» **TASK GOAL**
Determine which lines contain the word "JSON", then copy those lines.

— START LISTED RECORDS —

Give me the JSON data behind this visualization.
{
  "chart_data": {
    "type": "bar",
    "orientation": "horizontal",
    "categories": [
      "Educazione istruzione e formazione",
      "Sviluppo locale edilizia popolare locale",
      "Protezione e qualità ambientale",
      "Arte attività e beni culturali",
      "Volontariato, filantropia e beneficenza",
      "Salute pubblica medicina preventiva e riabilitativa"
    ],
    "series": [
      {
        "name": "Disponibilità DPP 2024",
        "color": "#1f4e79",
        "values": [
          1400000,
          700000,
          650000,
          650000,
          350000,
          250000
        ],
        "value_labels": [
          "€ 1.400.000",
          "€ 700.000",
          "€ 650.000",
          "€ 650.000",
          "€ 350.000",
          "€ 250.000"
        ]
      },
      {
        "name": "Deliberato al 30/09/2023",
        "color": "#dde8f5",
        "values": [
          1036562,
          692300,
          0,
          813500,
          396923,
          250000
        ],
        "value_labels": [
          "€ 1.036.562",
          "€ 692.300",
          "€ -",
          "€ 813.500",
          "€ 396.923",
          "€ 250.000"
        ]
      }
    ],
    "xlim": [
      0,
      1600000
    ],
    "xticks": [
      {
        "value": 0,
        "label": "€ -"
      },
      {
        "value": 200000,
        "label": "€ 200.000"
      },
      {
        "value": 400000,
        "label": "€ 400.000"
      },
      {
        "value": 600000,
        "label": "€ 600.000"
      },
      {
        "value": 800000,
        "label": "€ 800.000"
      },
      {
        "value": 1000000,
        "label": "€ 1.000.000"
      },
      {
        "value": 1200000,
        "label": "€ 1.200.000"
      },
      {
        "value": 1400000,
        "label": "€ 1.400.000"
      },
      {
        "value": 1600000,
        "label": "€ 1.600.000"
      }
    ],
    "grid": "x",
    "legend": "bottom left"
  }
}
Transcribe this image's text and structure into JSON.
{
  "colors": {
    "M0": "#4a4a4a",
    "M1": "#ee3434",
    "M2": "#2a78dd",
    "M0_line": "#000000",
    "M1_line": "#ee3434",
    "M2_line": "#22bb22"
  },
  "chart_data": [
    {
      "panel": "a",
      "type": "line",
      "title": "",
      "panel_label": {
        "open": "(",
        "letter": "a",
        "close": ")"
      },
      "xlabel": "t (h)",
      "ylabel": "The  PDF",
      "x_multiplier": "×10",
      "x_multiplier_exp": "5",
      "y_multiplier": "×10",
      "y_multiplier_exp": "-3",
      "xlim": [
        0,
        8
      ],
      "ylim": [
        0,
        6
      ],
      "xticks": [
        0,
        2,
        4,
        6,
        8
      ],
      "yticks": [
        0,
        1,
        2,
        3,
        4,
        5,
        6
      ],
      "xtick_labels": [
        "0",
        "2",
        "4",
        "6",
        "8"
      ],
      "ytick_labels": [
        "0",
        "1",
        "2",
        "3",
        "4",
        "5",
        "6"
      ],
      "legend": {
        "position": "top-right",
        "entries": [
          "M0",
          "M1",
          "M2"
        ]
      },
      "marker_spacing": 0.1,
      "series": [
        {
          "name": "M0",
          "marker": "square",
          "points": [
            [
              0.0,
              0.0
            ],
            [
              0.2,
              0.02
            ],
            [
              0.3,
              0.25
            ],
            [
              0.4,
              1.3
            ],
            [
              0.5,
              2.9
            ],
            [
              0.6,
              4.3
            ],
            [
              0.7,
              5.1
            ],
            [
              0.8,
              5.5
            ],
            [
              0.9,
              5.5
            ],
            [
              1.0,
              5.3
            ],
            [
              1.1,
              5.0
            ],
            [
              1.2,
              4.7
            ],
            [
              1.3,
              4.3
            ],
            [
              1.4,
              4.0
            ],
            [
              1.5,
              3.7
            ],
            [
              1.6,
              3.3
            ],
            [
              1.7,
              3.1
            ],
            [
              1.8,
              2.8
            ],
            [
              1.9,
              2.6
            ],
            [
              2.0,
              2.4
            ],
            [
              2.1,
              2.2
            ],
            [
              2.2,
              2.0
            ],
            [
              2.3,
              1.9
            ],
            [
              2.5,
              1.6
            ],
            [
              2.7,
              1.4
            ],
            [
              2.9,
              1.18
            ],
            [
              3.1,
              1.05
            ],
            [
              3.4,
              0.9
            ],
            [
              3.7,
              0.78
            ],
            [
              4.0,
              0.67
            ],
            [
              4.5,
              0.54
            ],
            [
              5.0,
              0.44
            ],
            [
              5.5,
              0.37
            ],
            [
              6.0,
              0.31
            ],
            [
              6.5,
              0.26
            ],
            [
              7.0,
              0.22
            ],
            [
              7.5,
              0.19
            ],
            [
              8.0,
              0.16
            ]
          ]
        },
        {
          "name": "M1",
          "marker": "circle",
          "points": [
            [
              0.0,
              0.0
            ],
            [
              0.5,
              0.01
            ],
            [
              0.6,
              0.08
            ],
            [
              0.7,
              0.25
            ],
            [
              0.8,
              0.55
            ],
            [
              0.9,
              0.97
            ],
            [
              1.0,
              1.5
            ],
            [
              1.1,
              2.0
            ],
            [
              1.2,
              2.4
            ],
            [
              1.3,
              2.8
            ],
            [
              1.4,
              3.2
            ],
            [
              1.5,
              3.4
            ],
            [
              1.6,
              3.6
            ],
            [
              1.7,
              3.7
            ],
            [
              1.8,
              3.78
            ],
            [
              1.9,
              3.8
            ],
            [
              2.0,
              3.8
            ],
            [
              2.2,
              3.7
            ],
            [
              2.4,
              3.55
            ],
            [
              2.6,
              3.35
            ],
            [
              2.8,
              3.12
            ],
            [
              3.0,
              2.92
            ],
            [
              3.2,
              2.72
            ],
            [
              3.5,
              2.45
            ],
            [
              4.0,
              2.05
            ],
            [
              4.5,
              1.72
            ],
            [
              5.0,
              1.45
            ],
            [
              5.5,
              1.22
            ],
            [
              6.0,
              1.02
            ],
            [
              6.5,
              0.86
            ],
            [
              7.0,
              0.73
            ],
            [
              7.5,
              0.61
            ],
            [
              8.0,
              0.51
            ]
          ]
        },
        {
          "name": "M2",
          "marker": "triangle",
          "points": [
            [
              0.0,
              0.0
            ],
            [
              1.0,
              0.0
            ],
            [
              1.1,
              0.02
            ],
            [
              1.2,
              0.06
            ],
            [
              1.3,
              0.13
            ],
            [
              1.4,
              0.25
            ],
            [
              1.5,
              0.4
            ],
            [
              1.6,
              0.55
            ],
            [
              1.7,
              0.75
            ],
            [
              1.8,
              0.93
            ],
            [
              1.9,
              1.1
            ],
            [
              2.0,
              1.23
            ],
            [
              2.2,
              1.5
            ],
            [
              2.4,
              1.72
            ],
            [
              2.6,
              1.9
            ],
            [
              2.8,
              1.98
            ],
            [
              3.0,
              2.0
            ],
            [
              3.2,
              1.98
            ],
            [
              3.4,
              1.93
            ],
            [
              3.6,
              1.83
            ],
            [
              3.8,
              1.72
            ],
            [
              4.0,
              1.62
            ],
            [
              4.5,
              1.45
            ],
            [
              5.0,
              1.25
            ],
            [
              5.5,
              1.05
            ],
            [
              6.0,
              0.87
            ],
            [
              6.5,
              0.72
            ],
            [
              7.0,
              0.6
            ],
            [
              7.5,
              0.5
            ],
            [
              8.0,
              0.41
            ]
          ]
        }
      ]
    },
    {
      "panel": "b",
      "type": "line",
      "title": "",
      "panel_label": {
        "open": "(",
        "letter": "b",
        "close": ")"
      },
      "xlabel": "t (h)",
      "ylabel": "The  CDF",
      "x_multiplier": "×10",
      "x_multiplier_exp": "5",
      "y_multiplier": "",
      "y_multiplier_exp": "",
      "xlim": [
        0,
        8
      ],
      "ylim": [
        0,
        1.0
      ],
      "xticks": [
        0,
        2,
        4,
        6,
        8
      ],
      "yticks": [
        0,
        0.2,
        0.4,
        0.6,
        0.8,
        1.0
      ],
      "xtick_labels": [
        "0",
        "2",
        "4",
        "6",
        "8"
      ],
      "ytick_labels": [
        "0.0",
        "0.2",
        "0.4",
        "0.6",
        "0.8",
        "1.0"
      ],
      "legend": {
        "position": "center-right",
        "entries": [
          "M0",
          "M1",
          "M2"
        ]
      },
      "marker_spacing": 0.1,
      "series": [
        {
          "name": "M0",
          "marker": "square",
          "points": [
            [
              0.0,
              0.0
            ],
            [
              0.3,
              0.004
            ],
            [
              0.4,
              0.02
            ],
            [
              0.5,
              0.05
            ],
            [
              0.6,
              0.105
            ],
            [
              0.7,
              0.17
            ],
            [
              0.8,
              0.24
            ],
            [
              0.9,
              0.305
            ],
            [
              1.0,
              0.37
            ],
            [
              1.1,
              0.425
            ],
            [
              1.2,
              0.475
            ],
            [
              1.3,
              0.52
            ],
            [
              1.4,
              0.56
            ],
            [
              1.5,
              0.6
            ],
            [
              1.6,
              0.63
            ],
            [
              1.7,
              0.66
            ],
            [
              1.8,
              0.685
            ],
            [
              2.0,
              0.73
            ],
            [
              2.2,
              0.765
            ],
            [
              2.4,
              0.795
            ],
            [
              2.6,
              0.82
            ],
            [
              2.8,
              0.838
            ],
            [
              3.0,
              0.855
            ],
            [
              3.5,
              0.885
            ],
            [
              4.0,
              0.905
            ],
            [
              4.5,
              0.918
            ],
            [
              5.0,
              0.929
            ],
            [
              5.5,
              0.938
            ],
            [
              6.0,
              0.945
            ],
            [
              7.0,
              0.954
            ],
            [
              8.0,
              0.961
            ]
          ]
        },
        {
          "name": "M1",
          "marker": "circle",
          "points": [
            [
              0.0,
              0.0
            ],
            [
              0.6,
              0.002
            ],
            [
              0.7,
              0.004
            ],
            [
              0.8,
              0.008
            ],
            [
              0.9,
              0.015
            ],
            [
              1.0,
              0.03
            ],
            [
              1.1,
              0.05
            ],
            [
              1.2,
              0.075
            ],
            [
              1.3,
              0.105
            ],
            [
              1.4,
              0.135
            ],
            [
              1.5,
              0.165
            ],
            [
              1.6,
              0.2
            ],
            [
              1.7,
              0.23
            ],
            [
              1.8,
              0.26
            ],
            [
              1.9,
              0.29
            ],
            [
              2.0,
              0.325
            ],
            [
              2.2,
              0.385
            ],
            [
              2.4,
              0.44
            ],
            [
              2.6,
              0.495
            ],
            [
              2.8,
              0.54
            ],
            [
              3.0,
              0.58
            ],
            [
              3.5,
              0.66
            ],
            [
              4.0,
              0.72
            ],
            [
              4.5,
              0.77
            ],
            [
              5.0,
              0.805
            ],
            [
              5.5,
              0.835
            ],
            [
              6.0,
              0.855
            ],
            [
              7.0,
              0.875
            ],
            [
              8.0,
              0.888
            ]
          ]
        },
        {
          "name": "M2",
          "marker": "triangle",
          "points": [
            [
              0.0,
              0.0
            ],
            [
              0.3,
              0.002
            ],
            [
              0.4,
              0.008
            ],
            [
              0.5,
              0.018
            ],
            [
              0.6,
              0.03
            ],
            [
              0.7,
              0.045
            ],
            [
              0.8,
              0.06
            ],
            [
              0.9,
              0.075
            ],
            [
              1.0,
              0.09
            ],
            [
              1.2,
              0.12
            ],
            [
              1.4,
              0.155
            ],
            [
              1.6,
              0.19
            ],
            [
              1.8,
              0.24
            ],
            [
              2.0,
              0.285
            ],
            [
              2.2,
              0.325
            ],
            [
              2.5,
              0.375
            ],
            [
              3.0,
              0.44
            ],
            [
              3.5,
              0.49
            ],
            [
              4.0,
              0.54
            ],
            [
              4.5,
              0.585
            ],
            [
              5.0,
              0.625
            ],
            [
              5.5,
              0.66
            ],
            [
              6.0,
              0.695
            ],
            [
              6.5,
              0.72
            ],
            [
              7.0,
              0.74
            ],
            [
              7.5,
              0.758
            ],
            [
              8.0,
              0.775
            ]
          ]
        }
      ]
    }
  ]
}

— END LISTED RECORDS —

» **RESULT BELOW**
Give me the JSON data behind this visualization.
Transcribe this image's text and structure into JSON.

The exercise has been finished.